- Given task:
Could you output each line of the data that follows exactly?

A block of data
|---|

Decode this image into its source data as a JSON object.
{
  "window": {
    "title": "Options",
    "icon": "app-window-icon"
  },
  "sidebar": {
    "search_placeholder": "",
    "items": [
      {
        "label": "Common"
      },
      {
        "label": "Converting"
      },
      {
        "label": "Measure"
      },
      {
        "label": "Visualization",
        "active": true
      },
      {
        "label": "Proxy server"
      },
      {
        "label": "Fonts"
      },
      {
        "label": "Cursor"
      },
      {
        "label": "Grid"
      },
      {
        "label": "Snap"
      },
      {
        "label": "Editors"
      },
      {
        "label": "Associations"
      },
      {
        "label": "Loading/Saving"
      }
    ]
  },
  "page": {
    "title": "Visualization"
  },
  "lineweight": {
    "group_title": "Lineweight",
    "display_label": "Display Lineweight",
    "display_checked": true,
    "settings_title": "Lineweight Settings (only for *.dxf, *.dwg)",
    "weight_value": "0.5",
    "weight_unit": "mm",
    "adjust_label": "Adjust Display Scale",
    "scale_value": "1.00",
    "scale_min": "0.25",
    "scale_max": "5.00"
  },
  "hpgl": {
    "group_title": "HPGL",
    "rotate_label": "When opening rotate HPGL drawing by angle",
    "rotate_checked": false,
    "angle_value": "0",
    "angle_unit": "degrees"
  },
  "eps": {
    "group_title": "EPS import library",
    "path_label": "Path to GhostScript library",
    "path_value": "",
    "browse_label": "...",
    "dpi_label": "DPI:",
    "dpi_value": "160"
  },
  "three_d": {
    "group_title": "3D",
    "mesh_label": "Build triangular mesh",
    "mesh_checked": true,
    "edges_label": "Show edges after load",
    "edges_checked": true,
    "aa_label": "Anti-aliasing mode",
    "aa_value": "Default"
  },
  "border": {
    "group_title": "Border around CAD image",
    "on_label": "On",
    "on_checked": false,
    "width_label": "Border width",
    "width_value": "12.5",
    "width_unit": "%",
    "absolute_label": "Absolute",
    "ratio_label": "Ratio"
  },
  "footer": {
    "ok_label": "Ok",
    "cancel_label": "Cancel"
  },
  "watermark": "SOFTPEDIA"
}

|---|

- Full output:
Decode this image into its source data as a JSON object.
{
  "window": {
    "title": "Options",
    "icon": "app-window-icon"
  },
  "sidebar": {
    "search_placeholder": "",
    "items": [
      {
        "label": "Common"
      },
      {
        "label": "Converting"
      },
      {
        "label": "Measure"
      },
      {
        "label": "Visualization",
        "active": true
      },
      {
        "label": "Proxy server"
      },
      {
        "label": "Fonts"
      },
      {
        "label": "Cursor"
      },
      {
        "label": "Grid"
      },
      {
        "label": "Snap"
      },
      {
        "label": "Editors"
      },
      {
        "label": "Associations"
      },
      {
        "label": "Loading/Saving"
      }
    ]
  },
  "page": {
    "title": "Visualization"
  },
  "lineweight": {
    "group_title": "Lineweight",
    "display_label": "Display Lineweight",
    "display_checked": true,
    "settings_title": "Lineweight Settings (only for *.dxf, *.dwg)",
    "weight_value": "0.5",
    "weight_unit": "mm",
    "adjust_label": "Adjust Display Scale",
    "scale_value": "1.00",
    "scale_min": "0.25",
    "scale_max": "5.00"
  },
  "hpgl": {
    "group_title": "HPGL",
    "rotate_label": "When opening rotate HPGL drawing by angle",
    "rotate_checked": false,
    "angle_value": "0",
    "angle_unit": "degrees"
  },
  "eps": {
    "group_title": "EPS import library",
    "path_label": "Path to GhostScript library",
    "path_value": "",
    "browse_label": "...",
    "dpi_label": "DPI:",
    "dpi_value": "160"
  },
  "three_d": {
    "group_title": "3D",
    "mesh_label": "Build triangular mesh",
    "mesh_checked": true,
    "edges_label": "Show edges after load",
    "edges_checked": true,
    "aa_label": "Anti-aliasing mode",
    "aa_value": "Default"
  },
  "border": {
    "group_title": "Border around CAD image",
    "on_label": "On",
    "on_checked": false,
    "width_label": "Border width",
    "width_value": "12.5",
    "width_unit": "%",
    "absolute_label": "Absolute",
    "ratio_label": "Ratio"
  },
  "footer": {
    "ok_label": "Ok",
    "cancel_label": "Cancel"
  },
  "watermark": "SOFTPEDIA"
}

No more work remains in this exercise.